***** EXERCISE INPUTS *****

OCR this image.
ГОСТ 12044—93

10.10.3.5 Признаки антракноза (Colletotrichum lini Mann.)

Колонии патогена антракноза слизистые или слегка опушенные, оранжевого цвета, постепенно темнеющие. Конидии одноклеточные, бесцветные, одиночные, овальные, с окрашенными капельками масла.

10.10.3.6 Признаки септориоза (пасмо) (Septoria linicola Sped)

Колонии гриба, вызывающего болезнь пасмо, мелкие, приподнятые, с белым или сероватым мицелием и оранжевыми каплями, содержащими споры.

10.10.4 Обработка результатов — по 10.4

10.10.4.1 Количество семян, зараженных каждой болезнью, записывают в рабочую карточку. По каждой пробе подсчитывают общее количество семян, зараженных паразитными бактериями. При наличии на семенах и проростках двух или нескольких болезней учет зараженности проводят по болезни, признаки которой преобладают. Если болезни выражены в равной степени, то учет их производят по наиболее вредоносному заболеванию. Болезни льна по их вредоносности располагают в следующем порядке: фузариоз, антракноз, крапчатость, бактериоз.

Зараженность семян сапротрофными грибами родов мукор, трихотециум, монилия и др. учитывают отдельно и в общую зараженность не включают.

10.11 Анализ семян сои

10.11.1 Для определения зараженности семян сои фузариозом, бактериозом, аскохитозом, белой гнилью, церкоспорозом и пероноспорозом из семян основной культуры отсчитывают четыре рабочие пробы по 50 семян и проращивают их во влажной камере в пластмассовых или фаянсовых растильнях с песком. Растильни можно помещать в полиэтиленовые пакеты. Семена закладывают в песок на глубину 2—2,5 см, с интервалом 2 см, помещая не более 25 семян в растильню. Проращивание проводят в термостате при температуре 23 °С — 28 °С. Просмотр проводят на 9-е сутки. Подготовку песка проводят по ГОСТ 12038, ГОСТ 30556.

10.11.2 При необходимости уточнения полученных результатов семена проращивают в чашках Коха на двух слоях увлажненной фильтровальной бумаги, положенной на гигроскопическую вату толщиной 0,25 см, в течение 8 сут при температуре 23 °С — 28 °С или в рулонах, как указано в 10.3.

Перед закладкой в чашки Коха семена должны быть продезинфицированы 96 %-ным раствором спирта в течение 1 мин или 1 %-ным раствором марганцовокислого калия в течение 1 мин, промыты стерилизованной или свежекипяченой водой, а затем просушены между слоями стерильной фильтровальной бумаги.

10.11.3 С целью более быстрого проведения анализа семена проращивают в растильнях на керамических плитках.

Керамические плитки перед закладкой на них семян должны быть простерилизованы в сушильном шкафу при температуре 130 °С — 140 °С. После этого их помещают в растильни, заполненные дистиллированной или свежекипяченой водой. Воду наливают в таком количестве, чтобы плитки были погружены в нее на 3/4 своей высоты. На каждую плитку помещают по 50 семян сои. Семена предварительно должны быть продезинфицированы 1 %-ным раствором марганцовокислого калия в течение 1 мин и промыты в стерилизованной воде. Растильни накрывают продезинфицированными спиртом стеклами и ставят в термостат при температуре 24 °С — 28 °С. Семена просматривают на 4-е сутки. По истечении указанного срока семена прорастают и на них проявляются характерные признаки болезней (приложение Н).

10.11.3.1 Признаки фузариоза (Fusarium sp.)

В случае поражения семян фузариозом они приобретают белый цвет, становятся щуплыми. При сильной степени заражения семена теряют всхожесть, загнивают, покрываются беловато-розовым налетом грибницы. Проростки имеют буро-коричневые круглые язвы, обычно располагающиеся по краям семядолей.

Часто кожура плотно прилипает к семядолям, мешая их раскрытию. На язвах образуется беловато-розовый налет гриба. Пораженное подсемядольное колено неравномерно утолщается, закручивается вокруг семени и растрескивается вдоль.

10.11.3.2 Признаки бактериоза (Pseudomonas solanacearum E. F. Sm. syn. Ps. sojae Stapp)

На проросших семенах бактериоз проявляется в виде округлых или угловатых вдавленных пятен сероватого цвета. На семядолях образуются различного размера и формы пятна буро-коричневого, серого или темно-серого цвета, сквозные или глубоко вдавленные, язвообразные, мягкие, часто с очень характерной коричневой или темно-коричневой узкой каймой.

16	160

*****

Return all lines containing "сутки".

10.11.1 Для определения зараженности семян сои фузариозом, бактериозом, аскохитозом, белой гнилью, церкоспорозом и пероноспорозом из семян основной культуры отсчитывают четыре рабочие пробы по 50 семян и проращивают их во влажной камере в пластмассовых или фаянсовых растильнях с песком. Растильни можно помещать в полиэтиленовые пакеты. Семена закладывают в песок на глубину 2—2,5 см, с интервалом 2 см, помещая не более 25 семян в растильню. Проращивание проводят в термостате при температуре 23 °С — 28 °С. Просмотр проводят на 9-е сутки. Подготовку песка проводят по ГОСТ 12038, ГОСТ 30556.
Керамические плитки перед закладкой на них семян должны быть простерилизованы в сушильном шкафу при температуре 130 °С — 140 °С. После этого их помещают в растильни, заполненные дистиллированной или свежекипяченой водой. Воду наливают в таком количестве, чтобы плитки были погружены в нее на 3/4 своей высоты. На каждую плитку помещают по 50 семян сои. Семена предварительно должны быть продезинфицированы 1 %-ным раствором марганцовокислого калия в течение 1 мин и промыты в стерилизованной воде. Растильни накрывают продезинфицированными спиртом стеклами и ставят в термостат при температуре 24 °С — 28 °С. Семена просматривают на 4-е сутки. По истечении указанного срока семена прорастают и на них проявляются характерные признаки болезней (приложение Н).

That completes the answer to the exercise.